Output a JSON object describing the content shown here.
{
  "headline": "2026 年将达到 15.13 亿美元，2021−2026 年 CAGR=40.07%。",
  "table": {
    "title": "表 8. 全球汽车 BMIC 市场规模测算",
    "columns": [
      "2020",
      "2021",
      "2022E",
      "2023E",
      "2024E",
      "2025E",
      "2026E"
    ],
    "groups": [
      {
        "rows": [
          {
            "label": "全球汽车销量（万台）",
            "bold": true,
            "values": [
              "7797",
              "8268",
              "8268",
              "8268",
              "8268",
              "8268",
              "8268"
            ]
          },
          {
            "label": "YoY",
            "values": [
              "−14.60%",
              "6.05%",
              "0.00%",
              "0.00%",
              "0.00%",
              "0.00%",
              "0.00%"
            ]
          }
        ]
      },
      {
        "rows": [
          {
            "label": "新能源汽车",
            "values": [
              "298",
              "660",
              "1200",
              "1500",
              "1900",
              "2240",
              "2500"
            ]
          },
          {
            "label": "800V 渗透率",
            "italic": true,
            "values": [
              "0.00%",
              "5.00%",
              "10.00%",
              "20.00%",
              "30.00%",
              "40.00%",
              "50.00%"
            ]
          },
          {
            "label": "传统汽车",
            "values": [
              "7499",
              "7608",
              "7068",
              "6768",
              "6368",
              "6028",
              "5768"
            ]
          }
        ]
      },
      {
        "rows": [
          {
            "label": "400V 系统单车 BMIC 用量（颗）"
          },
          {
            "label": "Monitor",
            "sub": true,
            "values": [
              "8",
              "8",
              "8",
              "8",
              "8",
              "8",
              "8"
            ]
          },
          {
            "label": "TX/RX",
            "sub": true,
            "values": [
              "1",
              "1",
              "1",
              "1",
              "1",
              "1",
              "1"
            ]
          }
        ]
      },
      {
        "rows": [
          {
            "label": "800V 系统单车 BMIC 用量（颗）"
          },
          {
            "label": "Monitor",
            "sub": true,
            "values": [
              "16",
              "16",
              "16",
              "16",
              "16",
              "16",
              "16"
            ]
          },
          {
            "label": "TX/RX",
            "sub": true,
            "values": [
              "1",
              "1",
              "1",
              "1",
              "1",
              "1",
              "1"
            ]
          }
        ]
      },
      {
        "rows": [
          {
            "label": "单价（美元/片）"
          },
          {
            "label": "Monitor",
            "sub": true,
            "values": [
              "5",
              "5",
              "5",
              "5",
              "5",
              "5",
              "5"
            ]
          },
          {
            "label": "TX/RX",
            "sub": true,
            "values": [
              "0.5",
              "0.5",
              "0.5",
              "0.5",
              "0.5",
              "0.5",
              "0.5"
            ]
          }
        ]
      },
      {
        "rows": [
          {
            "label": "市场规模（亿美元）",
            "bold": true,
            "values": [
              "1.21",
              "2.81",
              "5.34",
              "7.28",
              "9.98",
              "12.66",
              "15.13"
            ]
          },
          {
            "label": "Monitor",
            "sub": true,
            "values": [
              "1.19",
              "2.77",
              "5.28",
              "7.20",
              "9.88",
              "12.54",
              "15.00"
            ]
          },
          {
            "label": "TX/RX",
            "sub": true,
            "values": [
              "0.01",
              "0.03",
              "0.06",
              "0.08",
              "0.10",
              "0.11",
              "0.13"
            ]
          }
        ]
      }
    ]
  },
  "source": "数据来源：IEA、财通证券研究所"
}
++++++++++++++++++++
Your task is to repeat the data exactly, with nothing left out.

> _Output of the task_:
Output a JSON object describing the content shown here.
{
  "headline": "2026 年将达到 15.13 亿美元，2021−2026 年 CAGR=40.07%。",
  "table": {
    "title": "表 8. 全球汽车 BMIC 市场规模测算",
    "columns": [
      "2020",
      "2021",
      "2022E",
      "2023E",
      "2024E",
      "2025E",
      "2026E"
    ],
    "groups": [
      {
        "rows": [
          {
            "label": "全球汽车销量（万台）",
            "bold": true,
            "values": [
              "7797",
              "8268",
              "8268",
              "8268",
              "8268",
              "8268",
              "8268"
            ]
          },
          {
            "label": "YoY",
            "values": [
              "−14.60%",
              "6.05%",
              "0.00%",
              "0.00%",
              "0.00%",
              "0.00%",
              "0.00%"
            ]
          }
        ]
      },
      {
        "rows": [
          {
            "label": "新能源汽车",
            "values": [
              "298",
              "660",
              "1200",
              "1500",
              "1900",
              "2240",
              "2500"
            ]
          },
          {
            "label": "800V 渗透率",
            "italic": true,
            "values": [
              "0.00%",
              "5.00%",
              "10.00%",
              "20.00%",
              "30.00%",
              "40.00%",
              "50.00%"
            ]
          },
          {
            "label": "传统汽车",
            "values": [
              "7499",
              "7608",
              "7068",
              "6768",
              "6368",
              "6028",
              "5768"
            ]
          }
        ]
      },
      {
        "rows": [
          {
            "label": "400V 系统单车 BMIC 用量（颗）"
          },
          {
            "label": "Monitor",
            "sub": true,
            "values": [
              "8",
              "8",
              "8",
              "8",
              "8",
              "8",
              "8"
            ]
          },
          {
            "label": "TX/RX",
            "sub": true,
            "values": [
              "1",
              "1",
              "1",
              "1",
              "1",
              "1",
              "1"
            ]
          }
        ]
      },
      {
        "rows": [
          {
            "label": "800V 系统单车 BMIC 用量（颗）"
          },
          {
            "label": "Monitor",
            "sub": true,
            "values": [
              "16",
              "16",
              "16",
              "16",
              "16",
              "16",
              "16"
            ]
          },
          {
            "label": "TX/RX",
            "sub": true,
            "values": [
              "1",
              "1",
              "1",
              "1",
              "1",
              "1",
              "1"
            ]
          }
        ]
      },
      {
        "rows": [
          {
            "label": "单价（美元/片）"
          },
          {
            "label": "Monitor",
            "sub": true,
            "values": [
              "5",
              "5",
              "5",
              "5",
              "5",
              "5",
              "5"
            ]
          },
          {
            "label": "TX/RX",
            "sub": true,
            "values": [
              "0.5",
              "0.5",
              "0.5",
              "0.5",
              "0.5",
              "0.5",
              "0.5"
            ]
          }
        ]
      },
      {
        "rows": [
          {
            "label": "市场规模（亿美元）",
            "bold": true,
            "values": [
              "1.21",
              "2.81",
              "5.34",
              "7.28",
              "9.98",
              "12.66",
              "15.13"
            ]
          },
          {
            "label": "Monitor",
            "sub": true,
            "values": [
              "1.19",
              "2.77",
              "5.28",
              "7.20",
              "9.88",
              "12.54",
              "15.00"
            ]
          },
          {
            "label": "TX/RX",
            "sub": true,
            "values": [
              "0.01",
              "0.03",
              "0.06",
              "0.08",
              "0.10",
              "0.11",
              "0.13"
            ]
          }
        ]
      }
    ]
  },
  "source": "数据来源：IEA、财通证券研究所"
}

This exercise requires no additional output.